Collected data ▸
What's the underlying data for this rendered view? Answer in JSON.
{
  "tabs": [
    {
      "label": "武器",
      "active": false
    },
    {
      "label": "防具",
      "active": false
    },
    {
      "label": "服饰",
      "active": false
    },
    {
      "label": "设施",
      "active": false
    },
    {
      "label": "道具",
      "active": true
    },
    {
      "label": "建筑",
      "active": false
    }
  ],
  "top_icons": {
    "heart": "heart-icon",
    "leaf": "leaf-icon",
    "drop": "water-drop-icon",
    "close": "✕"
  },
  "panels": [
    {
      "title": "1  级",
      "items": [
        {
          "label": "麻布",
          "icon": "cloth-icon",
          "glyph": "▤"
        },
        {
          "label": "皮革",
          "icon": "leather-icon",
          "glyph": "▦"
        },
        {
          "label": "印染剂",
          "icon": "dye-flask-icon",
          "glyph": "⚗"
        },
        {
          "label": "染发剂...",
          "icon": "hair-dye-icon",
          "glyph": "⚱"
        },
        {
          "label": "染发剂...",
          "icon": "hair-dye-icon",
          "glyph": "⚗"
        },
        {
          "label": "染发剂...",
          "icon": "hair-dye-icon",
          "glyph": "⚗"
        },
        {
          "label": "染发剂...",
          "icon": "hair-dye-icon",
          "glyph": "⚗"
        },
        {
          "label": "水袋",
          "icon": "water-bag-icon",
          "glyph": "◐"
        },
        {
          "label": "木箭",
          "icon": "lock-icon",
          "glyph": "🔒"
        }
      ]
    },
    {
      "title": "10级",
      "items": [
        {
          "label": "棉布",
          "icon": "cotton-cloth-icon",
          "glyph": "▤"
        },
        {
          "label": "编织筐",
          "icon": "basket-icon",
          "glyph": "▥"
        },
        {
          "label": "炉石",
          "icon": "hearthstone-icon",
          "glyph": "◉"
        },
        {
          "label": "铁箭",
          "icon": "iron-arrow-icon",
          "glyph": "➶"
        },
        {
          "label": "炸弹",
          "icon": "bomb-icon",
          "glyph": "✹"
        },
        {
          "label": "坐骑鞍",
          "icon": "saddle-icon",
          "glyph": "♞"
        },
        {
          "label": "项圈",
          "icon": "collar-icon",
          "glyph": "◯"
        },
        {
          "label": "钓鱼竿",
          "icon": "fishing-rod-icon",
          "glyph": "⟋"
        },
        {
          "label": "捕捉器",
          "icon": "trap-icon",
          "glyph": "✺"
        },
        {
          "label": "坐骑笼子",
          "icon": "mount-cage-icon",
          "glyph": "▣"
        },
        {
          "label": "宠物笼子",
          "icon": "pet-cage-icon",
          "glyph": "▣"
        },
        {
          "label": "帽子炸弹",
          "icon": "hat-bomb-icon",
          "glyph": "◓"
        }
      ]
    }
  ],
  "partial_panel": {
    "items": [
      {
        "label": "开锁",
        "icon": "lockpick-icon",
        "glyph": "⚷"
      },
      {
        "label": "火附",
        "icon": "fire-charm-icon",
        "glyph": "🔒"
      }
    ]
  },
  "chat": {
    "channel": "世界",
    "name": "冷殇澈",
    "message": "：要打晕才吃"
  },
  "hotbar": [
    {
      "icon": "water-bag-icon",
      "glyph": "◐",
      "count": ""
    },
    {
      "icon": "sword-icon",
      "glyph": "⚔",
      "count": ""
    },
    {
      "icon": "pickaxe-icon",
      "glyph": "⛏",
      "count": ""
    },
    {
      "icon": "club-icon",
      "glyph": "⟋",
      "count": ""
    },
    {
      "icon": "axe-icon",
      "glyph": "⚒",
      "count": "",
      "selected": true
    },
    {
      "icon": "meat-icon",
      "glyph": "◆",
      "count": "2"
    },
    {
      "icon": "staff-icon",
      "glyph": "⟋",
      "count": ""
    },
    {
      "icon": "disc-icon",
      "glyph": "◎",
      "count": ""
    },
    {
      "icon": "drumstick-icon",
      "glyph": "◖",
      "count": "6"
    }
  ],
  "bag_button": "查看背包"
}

What the exercise asks ▸ List the lines of the material in which the word "cloth" occurs.

Complete answer ▸
          "icon": "cloth-icon",
          "icon": "cotton-cloth-icon",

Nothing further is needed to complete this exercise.